To be done
Copy all of the material exactly. Pictures are not to appear in the copy.

--- Begin Material provided ---

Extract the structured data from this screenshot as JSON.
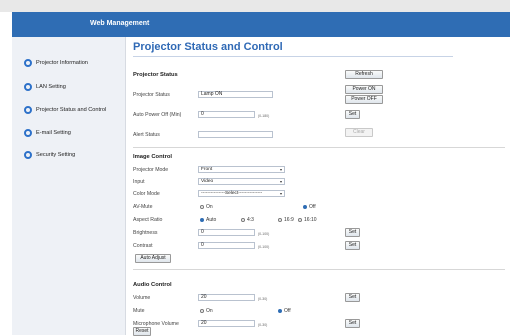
{
  "header": {
    "title": "Web Management"
  },
  "sidebar": {
    "items": [
      {
        "label": "Projector Information",
        "icon": "circle-icon"
      },
      {
        "label": "LAN Setting",
        "icon": "circle-icon"
      },
      {
        "label": "Projector Status and Control",
        "icon": "circle-icon"
      },
      {
        "label": "E-mail Setting",
        "icon": "circle-icon"
      },
      {
        "label": "Security Setting",
        "icon": "circle-icon"
      }
    ]
  },
  "main": {
    "title": "Projector Status and Control",
    "projector_status": {
      "section_title": "Projector Status",
      "status_label": "Projector Status",
      "status_value": "Lamp ON",
      "auto_power_off_label": "Auto Power Off (Min)",
      "auto_power_off_value": "0",
      "auto_power_off_range": "(0-180)",
      "alert_status_label": "Alert Status",
      "alert_status_value": "",
      "refresh_label": "Refresh",
      "power_on_label": "Power ON",
      "power_off_label": "Power OFF",
      "set_label": "Set",
      "clear_label": "Clear"
    },
    "image_control": {
      "section_title": "Image Control",
      "projector_mode_label": "Projector Mode",
      "projector_mode_value": "Front",
      "input_label": "Input",
      "input_value": "Video",
      "color_mode_label": "Color Mode",
      "color_mode_value": "---------------Select---------------",
      "av_mute_label": "AV-Mute",
      "av_mute_on": "On",
      "av_mute_off": "Off",
      "aspect_ratio_label": "Aspect Ratio",
      "aspect_auto": "Auto",
      "aspect_4_3": "4:3",
      "aspect_16_9": "16:9",
      "aspect_16_10": "16:10",
      "brightness_label": "Brightness",
      "brightness_value": "0",
      "brightness_range": "(0-100)",
      "contrast_label": "Contrast",
      "contrast_value": "0",
      "contrast_range": "(0-100)",
      "set_label": "Set",
      "auto_adjust_label": "Auto Adjust"
    },
    "audio_control": {
      "section_title": "Audio Control",
      "volume_label": "Volume",
      "volume_value": "20",
      "volume_range": "(0-30)",
      "mute_label": "Mute",
      "mute_on": "On",
      "mute_off": "Off",
      "mic_volume_label": "Microphone Volume",
      "mic_volume_value": "20",
      "mic_volume_range": "(0-30)",
      "set_label": "Set",
      "reset_label": "Reset"
    }
  }
}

--- End Material provided ---

Solution for this problem
Extract the structured data from this screenshot as JSON.
{
  "header": {
    "title": "Web Management"
  },
  "sidebar": {
    "items": [
      {
        "label": "Projector Information",
        "icon": "circle-icon"
      },
      {
        "label": "LAN Setting",
        "icon": "circle-icon"
      },
      {
        "label": "Projector Status and Control",
        "icon": "circle-icon"
      },
      {
        "label": "E-mail Setting",
        "icon": "circle-icon"
      },
      {
        "label": "Security Setting",
        "icon": "circle-icon"
      }
    ]
  },
  "main": {
    "title": "Projector Status and Control",
    "projector_status": {
      "section_title": "Projector Status",
      "status_label": "Projector Status",
      "status_value": "Lamp ON",
      "auto_power_off_label": "Auto Power Off (Min)",
      "auto_power_off_value": "0",
      "auto_power_off_range": "(0-180)",
      "alert_status_label": "Alert Status",
      "alert_status_value": "",
      "refresh_label": "Refresh",
      "power_on_label": "Power ON",
      "power_off_label": "Power OFF",
      "set_label": "Set",
      "clear_label": "Clear"
    },
    "image_control": {
      "section_title": "Image Control",
      "projector_mode_label": "Projector Mode",
      "projector_mode_value": "Front",
      "input_label": "Input",
      "input_value": "Video",
      "color_mode_label": "Color Mode",
      "color_mode_value": "---------------Select---------------",
      "av_mute_label": "AV-Mute",
      "av_mute_on": "On",
      "av_mute_off": "Off",
      "aspect_ratio_label": "Aspect Ratio",
      "aspect_auto": "Auto",
      "aspect_4_3": "4:3",
      "aspect_16_9": "16:9",
      "aspect_16_10": "16:10",
      "brightness_label": "Brightness",
      "brightness_value": "0",
      "brightness_range": "(0-100)",
      "contrast_label": "Contrast",
      "contrast_value": "0",
      "contrast_range": "(0-100)",
      "set_label": "Set",
      "auto_adjust_label": "Auto Adjust"
    },
    "audio_control": {
      "section_title": "Audio Control",
      "volume_label": "Volume",
      "volume_value": "20",
      "volume_range": "(0-30)",
      "mute_label": "Mute",
      "mute_on": "On",
      "mute_off": "Off",
      "mic_volume_label": "Microphone Volume",
      "mic_volume_value": "20",
      "mic_volume_range": "(0-30)",
      "set_label": "Set",
      "reset_label": "Reset"
    }
  }
}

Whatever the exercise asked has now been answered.